— Exercise requirements —
Return each line that holds the word "information".

──────── Provided entries ────────

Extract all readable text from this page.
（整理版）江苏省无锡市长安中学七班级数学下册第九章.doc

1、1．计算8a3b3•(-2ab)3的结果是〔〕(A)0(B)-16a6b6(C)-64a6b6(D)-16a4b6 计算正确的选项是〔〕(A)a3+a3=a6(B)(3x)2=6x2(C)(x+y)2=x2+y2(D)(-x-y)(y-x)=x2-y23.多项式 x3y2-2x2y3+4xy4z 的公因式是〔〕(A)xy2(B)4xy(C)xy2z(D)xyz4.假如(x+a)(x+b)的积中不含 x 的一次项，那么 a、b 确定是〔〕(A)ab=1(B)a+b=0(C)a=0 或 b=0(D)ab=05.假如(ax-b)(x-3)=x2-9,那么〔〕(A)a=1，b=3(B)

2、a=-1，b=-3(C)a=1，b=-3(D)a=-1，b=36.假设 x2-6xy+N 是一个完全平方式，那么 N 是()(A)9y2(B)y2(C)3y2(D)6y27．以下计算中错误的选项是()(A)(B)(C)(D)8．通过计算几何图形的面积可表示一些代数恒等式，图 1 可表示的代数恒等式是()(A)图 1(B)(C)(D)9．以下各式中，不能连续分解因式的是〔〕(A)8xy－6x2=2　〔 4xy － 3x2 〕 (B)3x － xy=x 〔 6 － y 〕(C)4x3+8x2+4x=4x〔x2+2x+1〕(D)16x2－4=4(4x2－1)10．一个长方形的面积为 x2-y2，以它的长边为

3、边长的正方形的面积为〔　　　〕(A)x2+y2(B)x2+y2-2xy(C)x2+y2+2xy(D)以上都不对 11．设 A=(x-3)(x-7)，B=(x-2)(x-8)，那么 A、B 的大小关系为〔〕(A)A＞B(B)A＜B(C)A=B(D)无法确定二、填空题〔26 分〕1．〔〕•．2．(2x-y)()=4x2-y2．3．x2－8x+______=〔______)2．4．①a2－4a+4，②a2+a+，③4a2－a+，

────────
──────── Provided entries ────────

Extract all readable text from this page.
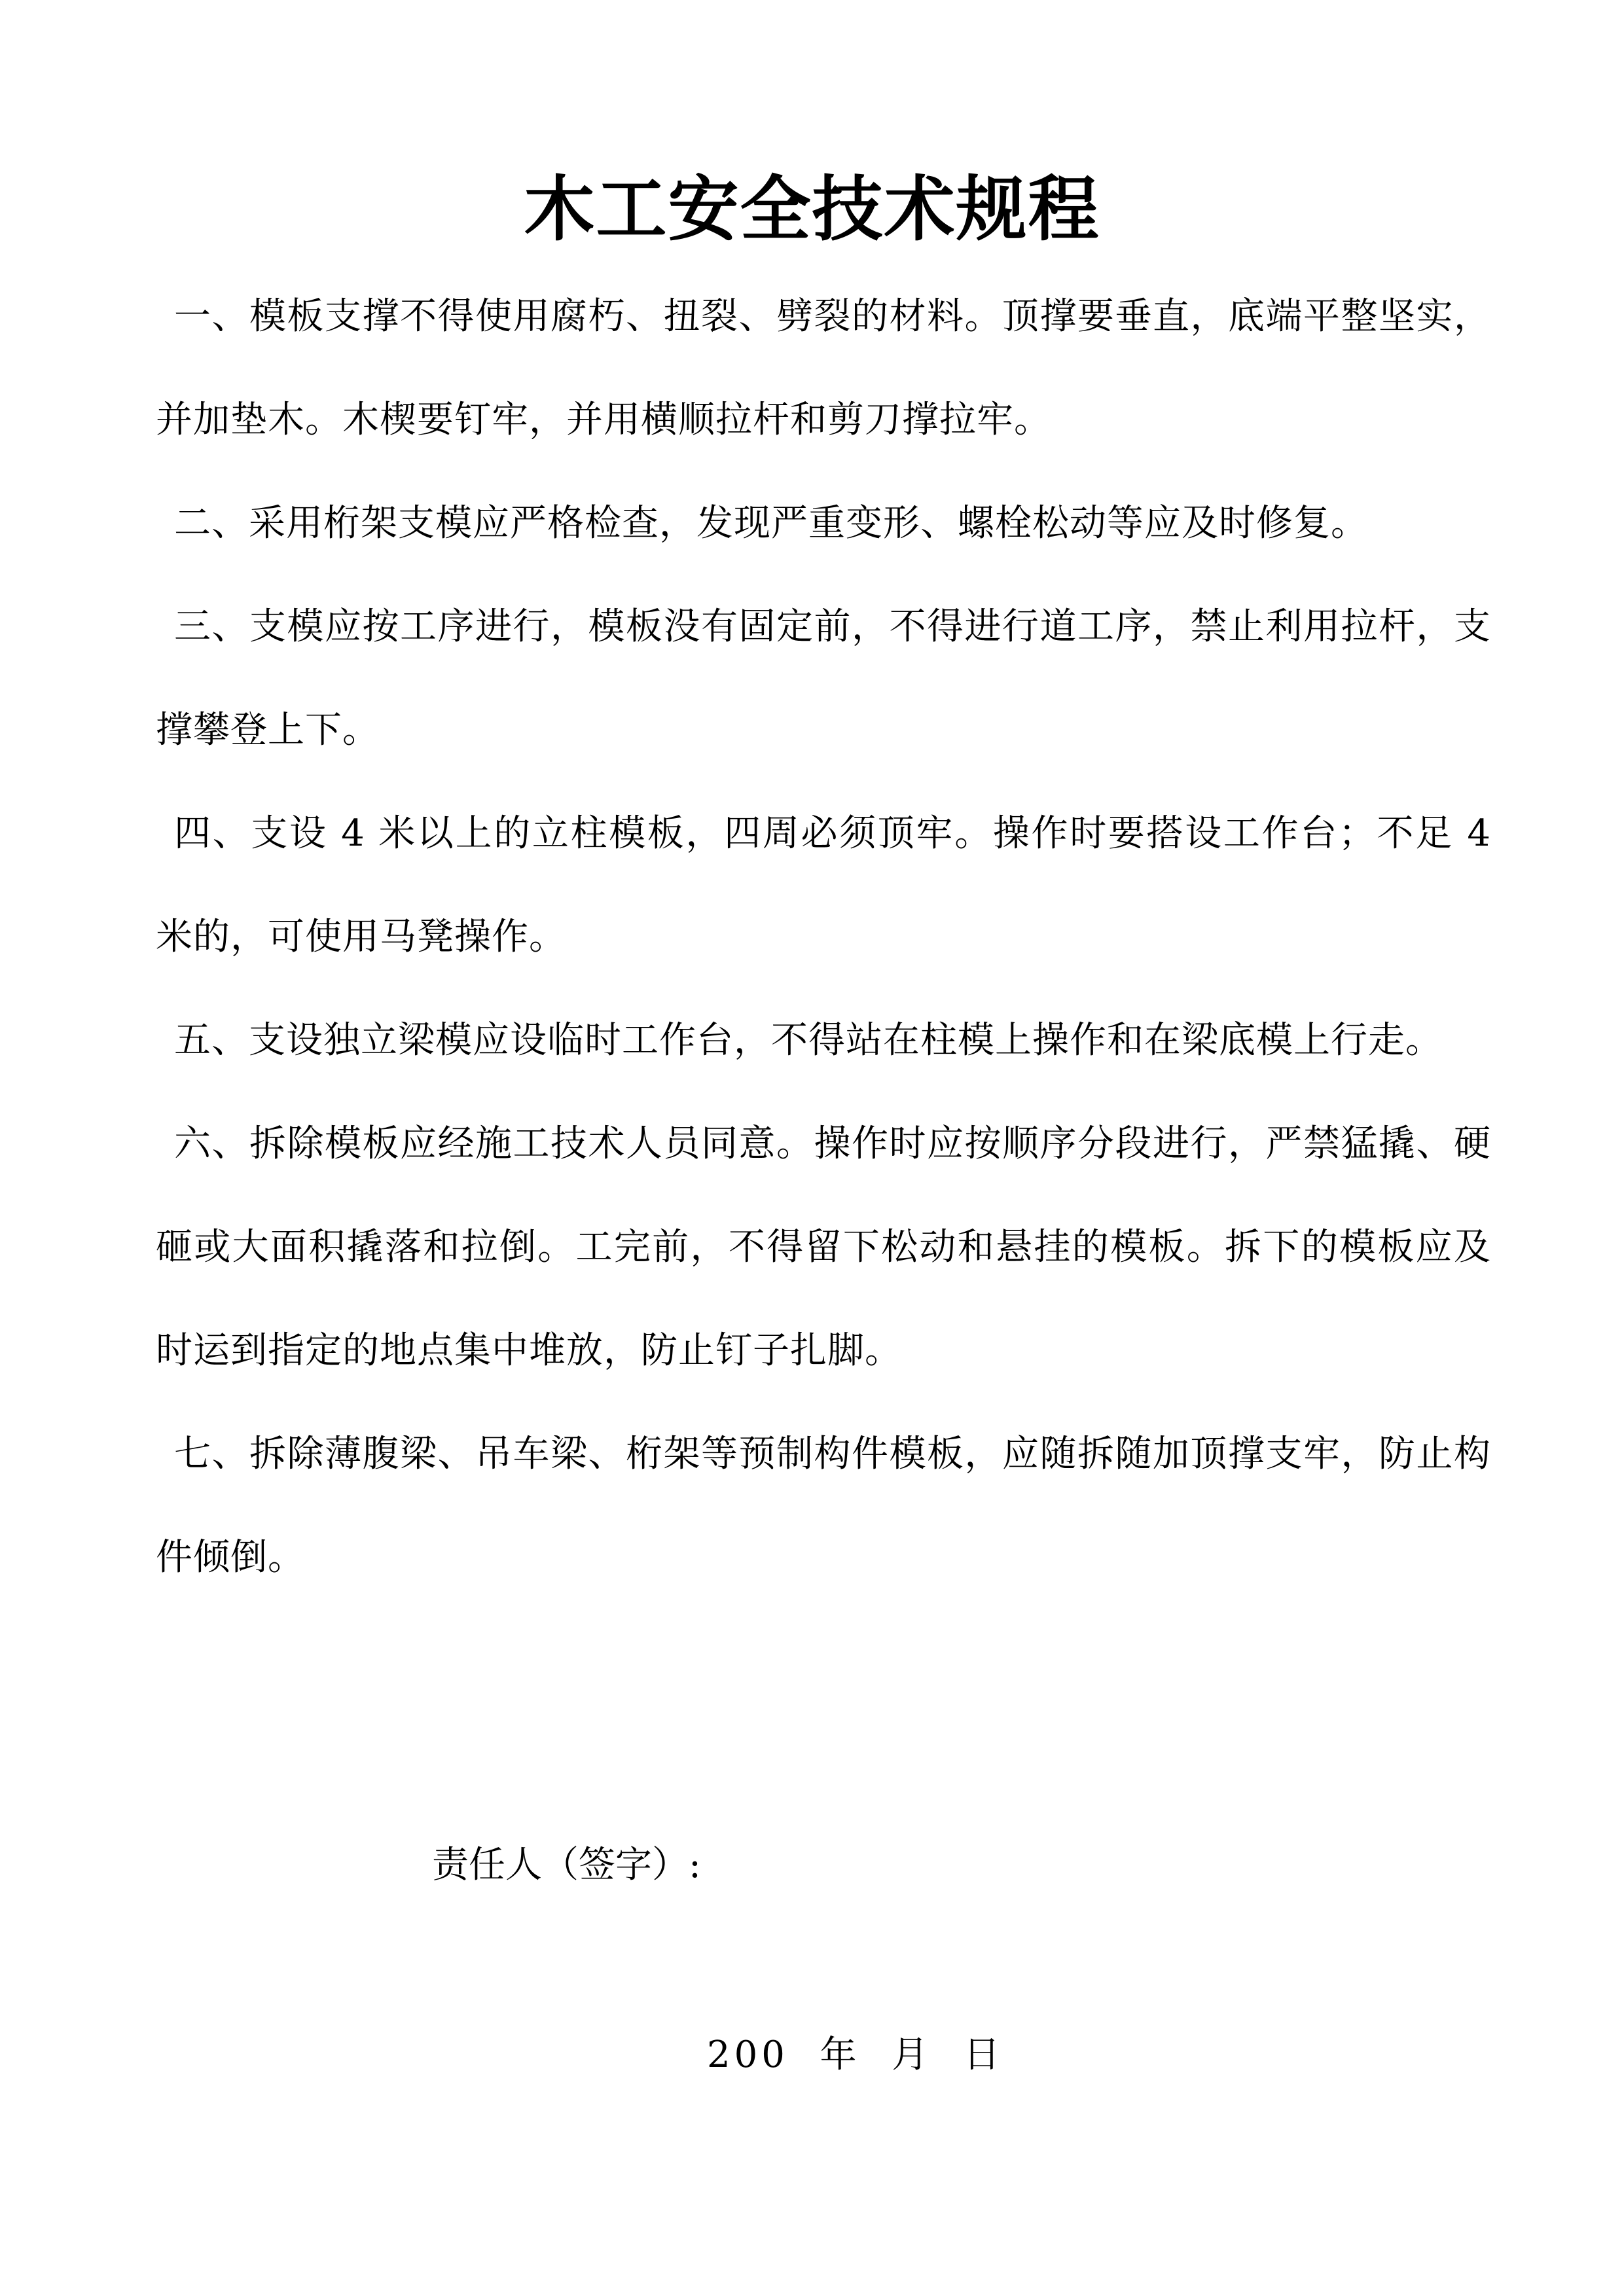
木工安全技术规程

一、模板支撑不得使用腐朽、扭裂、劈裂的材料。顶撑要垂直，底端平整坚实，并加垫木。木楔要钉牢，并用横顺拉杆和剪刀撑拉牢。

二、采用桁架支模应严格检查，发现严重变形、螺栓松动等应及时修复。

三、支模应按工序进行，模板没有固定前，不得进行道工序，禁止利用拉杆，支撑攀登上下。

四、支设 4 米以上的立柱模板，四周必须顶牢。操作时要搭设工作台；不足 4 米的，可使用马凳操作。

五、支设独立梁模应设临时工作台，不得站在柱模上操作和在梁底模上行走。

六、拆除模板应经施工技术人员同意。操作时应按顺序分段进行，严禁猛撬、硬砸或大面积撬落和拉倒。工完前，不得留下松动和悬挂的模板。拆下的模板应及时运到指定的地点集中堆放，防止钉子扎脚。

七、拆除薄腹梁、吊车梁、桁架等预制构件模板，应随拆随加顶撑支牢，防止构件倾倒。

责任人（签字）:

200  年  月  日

────────
──────── Provided entries ────────

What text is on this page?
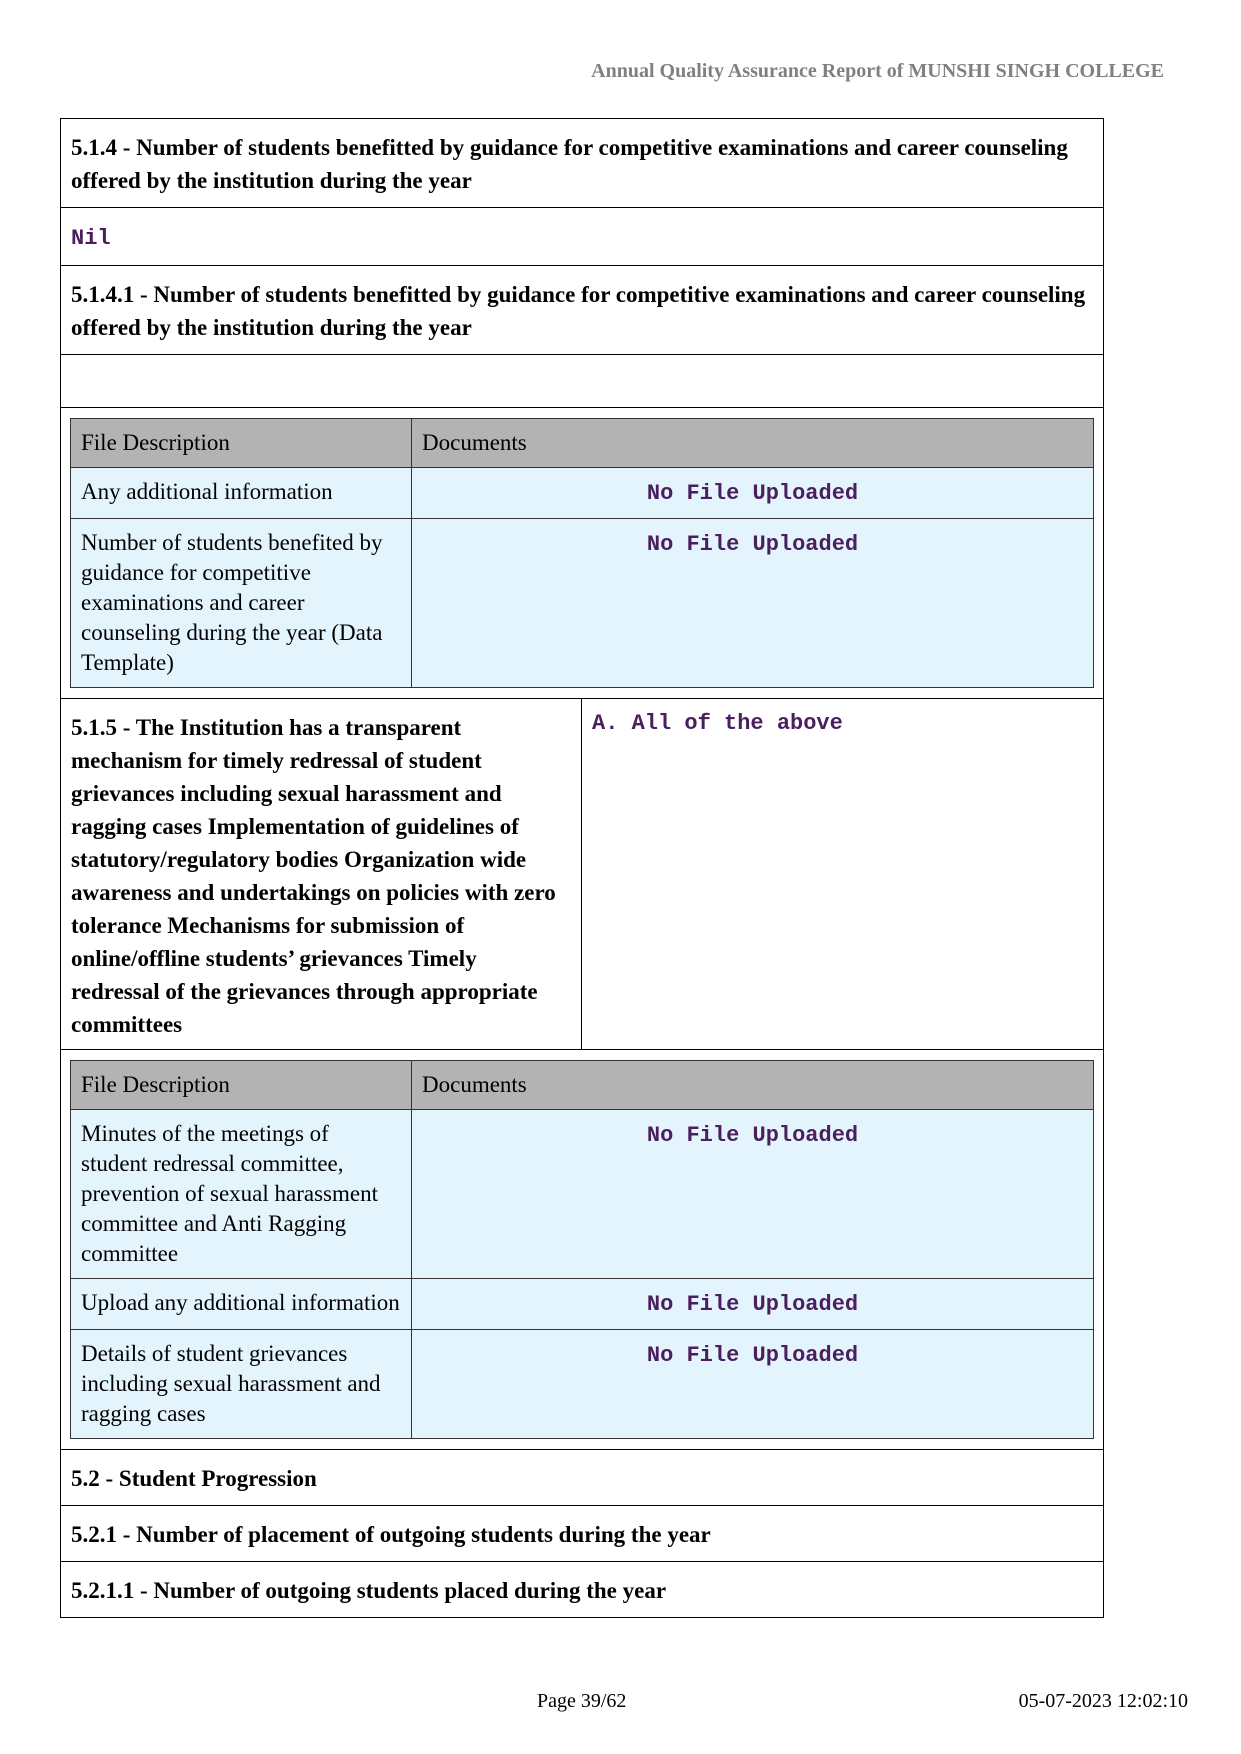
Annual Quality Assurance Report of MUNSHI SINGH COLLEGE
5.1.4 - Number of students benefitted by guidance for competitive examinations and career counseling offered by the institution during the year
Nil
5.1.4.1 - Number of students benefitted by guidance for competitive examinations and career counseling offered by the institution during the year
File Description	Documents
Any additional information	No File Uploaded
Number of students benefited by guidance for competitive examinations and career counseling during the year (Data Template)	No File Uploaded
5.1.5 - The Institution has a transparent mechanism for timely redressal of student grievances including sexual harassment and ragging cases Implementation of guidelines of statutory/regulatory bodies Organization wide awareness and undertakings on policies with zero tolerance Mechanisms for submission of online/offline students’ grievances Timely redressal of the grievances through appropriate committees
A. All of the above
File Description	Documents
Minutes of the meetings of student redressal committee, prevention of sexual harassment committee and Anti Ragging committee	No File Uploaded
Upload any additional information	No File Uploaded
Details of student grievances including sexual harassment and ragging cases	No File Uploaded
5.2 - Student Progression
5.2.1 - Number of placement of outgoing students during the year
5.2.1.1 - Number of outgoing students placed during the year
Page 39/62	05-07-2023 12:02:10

────────

— Task result —
Any additional information	No File Uploaded
Upload any additional information	No File Uploaded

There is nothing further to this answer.